# ENTRIES SHOWN start
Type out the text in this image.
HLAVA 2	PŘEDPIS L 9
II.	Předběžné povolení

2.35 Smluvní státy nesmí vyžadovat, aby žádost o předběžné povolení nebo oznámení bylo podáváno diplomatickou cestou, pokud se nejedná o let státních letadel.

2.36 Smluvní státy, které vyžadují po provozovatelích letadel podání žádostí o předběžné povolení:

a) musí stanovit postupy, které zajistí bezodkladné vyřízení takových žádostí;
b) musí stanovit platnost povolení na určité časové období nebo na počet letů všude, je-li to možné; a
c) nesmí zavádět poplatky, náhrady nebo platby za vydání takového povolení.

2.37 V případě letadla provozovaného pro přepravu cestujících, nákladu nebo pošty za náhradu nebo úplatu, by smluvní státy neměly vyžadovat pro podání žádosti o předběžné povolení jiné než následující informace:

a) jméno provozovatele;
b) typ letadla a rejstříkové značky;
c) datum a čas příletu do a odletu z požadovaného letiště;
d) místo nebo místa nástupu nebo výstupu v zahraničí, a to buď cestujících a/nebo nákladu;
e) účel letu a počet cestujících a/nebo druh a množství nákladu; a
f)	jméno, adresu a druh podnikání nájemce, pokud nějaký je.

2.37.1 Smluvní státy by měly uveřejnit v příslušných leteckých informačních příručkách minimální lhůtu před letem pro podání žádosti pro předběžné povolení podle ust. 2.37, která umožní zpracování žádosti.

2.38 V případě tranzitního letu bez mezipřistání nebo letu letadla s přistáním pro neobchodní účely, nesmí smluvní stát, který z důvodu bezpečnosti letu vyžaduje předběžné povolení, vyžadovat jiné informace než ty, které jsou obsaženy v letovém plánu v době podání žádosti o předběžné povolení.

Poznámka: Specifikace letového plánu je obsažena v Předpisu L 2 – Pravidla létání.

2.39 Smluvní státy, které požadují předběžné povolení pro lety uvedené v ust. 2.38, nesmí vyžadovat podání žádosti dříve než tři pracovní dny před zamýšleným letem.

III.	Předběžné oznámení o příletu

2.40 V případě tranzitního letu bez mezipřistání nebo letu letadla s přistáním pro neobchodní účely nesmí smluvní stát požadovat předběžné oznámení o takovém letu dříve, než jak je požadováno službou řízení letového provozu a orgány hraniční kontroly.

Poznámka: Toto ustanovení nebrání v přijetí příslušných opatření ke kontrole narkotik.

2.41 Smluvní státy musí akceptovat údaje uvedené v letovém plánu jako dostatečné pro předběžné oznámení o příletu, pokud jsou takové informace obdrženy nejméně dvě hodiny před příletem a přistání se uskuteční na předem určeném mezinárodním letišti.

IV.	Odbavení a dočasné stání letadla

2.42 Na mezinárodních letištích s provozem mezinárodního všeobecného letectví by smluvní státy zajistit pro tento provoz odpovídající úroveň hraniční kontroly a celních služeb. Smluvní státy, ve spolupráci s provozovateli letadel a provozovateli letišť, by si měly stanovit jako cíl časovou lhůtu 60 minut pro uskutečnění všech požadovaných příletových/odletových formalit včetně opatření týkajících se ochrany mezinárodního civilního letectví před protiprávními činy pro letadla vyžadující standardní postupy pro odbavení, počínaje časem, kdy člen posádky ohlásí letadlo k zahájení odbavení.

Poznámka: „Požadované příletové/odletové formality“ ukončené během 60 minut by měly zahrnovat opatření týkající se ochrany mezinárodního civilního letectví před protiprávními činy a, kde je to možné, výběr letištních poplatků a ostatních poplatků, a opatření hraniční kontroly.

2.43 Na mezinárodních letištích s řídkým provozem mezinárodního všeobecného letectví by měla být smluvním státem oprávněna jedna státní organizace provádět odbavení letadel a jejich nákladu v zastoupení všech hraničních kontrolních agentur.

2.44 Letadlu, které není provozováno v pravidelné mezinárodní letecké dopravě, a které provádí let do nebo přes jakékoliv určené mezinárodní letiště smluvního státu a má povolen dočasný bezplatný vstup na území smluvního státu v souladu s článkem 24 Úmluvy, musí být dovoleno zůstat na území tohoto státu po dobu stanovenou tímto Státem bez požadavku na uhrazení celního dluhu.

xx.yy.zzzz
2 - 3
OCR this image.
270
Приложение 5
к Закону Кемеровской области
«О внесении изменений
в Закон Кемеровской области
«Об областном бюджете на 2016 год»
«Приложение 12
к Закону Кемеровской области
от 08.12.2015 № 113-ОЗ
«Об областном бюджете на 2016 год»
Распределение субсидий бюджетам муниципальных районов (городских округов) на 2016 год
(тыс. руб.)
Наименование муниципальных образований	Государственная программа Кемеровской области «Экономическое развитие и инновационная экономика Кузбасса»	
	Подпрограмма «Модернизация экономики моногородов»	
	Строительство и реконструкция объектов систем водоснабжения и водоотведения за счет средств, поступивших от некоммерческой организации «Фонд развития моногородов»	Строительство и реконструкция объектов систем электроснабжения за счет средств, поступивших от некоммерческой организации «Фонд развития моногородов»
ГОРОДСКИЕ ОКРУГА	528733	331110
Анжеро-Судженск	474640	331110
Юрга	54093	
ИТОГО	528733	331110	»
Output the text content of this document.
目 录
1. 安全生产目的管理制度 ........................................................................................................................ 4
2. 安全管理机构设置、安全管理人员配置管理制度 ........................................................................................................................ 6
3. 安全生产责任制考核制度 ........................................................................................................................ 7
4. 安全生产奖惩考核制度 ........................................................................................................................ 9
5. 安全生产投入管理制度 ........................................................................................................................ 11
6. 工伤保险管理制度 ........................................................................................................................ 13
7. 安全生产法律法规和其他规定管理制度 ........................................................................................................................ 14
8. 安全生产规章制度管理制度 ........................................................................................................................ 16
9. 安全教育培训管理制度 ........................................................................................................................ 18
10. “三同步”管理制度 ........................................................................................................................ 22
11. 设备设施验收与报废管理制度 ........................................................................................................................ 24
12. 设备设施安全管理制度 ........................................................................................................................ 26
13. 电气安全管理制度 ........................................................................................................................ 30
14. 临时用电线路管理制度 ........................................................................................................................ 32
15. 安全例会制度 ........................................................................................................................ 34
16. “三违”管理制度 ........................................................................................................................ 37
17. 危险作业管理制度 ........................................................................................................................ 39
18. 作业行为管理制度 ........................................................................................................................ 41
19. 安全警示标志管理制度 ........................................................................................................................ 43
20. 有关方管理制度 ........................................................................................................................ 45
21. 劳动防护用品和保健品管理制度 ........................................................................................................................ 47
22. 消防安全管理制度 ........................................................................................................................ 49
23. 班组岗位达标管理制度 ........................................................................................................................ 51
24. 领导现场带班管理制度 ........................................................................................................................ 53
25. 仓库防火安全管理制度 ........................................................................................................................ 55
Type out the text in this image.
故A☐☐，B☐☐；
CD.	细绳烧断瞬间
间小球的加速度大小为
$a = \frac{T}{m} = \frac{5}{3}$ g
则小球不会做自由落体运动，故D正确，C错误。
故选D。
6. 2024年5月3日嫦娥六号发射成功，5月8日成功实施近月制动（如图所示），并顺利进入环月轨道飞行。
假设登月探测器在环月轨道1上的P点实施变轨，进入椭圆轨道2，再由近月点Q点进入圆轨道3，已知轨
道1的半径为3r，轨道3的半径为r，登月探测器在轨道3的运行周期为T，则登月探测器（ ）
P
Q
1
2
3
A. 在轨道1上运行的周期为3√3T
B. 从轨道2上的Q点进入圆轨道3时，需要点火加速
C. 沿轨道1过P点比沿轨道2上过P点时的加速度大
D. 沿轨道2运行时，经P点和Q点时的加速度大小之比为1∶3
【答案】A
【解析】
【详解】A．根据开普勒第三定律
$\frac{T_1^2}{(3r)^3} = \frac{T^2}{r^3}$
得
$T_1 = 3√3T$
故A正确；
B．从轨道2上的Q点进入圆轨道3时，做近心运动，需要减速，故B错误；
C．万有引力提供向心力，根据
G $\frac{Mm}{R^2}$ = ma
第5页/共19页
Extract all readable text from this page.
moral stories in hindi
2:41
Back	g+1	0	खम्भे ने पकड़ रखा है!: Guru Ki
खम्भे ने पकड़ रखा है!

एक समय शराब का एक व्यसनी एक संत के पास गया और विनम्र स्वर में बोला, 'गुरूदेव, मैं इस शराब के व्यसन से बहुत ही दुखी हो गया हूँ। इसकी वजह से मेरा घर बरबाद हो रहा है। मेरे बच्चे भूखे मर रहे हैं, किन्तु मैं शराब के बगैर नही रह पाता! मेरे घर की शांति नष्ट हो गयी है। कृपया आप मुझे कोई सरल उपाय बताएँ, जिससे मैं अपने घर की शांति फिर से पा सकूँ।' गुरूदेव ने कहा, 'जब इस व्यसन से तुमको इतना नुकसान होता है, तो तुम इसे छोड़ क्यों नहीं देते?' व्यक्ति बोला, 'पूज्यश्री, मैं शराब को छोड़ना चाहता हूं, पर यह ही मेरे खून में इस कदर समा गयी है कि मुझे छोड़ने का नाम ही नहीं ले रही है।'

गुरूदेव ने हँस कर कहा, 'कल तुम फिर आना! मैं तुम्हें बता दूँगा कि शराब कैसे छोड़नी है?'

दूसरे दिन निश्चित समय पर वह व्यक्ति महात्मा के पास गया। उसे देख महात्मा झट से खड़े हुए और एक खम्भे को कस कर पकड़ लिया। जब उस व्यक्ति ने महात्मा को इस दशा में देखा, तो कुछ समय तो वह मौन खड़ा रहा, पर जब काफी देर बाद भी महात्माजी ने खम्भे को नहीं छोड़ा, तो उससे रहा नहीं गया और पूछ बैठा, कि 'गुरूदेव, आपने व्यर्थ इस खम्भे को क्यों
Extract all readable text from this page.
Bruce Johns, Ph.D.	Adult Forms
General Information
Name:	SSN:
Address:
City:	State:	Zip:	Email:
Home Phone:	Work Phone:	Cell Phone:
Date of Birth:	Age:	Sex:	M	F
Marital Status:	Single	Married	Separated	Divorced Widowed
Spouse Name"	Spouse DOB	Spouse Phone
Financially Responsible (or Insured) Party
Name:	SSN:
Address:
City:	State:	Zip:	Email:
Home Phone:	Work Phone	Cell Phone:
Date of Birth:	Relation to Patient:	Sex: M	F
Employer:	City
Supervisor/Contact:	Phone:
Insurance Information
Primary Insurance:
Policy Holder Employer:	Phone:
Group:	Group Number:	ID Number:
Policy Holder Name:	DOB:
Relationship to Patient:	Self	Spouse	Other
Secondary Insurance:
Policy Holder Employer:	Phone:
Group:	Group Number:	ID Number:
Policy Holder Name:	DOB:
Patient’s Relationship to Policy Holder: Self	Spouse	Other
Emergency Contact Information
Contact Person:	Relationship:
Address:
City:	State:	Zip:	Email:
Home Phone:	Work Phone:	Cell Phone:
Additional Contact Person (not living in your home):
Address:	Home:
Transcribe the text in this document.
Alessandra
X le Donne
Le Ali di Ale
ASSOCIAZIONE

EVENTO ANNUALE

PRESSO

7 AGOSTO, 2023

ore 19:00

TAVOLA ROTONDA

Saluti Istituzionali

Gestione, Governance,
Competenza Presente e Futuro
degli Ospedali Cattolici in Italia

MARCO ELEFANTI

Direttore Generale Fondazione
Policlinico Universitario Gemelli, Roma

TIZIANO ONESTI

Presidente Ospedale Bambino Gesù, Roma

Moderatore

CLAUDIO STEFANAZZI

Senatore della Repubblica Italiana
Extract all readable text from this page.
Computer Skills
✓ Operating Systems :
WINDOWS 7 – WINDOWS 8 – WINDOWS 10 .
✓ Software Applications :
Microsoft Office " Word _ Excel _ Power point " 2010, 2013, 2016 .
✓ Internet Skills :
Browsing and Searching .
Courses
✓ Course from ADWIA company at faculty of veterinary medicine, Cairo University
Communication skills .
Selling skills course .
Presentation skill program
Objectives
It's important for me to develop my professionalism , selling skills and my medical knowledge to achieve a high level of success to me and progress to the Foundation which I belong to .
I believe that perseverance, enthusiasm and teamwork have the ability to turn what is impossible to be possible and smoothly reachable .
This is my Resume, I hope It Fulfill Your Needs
# ENTRIES SHOWN end
▶ **WHAT THE TASK ASKS**: Where a line above contains the word "document", copy that line.

▶ **TASK RESPONSE**:
Output the text content of this document.
Transcribe the text in this document.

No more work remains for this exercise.